SOURCE |

Returns the spread of this operator.

This is the set of integers $$i$$ such that sigma(self[0], i) and sigma(self[r], -r) have a nontrivial common factor, where sigma is the shift of the parent’s algebra and $$r$$ is the order of self.

If the optional argument $$p$$ is given, the method is applied to gcd(self[0], p) instead of self[0].

The output set contains $$\infty$$ if the constant coefficient of self is zero.

This method is a stub and may not be implemented for every algebra.

EXAMPLES:

sage: R.<x> = ZZ['x']; A.<Sx> = OreAlgebra(R, 'Sx');
[4]
sage: ((x+5)*Sx - x).lclm((x+19)*Sx - x).spread()
[3, 4, 17, 18]

class ore_operator_1_1.UnivariateQDifferentialOperatorOverUnivariateRing(parent, *data, **kwargs)

Element of an Ore algebra K(x)[J], where J is the Jackson q-differentiation J f(x) = (f(q*x) - f(x))/(q*(x-1))

DATA ROWS |
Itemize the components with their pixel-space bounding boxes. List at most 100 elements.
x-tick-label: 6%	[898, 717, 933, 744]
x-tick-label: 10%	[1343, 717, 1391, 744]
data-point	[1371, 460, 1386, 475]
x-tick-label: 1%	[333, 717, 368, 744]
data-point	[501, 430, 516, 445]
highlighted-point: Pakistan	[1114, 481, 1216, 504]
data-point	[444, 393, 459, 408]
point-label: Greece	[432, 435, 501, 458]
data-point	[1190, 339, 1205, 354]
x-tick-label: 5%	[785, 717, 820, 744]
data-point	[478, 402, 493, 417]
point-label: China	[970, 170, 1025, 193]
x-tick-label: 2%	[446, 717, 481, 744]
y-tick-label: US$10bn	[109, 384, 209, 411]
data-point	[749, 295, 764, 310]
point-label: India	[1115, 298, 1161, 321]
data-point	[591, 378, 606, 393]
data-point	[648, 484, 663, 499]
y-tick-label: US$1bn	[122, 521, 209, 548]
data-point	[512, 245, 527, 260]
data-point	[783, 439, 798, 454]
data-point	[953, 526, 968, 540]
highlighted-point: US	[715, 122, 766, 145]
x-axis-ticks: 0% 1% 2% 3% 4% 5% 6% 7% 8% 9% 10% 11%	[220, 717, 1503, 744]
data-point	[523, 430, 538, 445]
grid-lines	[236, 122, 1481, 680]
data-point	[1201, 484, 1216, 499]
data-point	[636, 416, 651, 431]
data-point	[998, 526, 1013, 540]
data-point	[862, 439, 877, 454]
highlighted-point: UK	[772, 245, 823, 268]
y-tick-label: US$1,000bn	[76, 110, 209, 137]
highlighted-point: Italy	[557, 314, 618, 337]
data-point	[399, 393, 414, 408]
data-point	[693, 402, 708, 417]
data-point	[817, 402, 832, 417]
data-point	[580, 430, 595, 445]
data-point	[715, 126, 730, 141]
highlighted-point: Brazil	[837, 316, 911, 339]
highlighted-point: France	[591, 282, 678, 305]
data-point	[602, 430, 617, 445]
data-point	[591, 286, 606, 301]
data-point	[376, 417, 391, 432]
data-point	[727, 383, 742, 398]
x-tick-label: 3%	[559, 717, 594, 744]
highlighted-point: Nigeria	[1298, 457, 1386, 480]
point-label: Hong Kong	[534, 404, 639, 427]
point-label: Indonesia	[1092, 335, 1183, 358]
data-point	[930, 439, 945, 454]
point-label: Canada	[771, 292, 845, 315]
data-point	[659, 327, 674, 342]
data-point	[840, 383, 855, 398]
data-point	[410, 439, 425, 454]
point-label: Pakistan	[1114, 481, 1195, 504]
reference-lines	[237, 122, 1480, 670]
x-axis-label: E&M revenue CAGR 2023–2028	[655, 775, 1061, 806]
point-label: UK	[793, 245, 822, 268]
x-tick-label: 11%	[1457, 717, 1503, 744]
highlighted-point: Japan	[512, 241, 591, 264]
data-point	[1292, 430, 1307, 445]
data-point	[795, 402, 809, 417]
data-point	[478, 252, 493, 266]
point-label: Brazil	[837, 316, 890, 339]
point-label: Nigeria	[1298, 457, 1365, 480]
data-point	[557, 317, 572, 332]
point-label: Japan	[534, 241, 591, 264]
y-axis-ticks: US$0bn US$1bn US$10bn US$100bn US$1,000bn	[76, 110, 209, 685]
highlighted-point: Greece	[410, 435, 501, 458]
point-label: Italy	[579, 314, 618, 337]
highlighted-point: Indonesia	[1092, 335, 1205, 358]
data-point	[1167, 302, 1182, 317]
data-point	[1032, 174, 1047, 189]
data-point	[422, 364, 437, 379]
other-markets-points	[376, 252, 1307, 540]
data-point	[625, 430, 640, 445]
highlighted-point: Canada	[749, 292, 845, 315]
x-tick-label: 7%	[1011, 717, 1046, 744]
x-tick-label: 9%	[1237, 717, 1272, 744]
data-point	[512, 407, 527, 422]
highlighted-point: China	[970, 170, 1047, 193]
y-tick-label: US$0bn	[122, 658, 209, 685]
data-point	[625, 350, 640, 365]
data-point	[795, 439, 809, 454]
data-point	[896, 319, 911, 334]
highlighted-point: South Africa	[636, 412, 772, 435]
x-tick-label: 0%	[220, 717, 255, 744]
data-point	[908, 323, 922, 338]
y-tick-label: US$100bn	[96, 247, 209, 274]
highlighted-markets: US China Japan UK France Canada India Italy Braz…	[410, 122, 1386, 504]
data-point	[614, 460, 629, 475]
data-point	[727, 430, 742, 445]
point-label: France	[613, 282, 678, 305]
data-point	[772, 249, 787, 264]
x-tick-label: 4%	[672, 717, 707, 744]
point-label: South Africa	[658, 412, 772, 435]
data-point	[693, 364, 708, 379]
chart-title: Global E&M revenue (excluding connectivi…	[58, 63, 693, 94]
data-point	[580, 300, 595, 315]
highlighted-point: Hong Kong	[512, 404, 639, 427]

TASK BRIEF |
Translate this sentence from the operator documentation into Spanish: "This method is a stub and may not be implemented for every algebra."

TASK ANSWER |
Este método es un esbozo y puede que no esté implementado para todas las álgebras.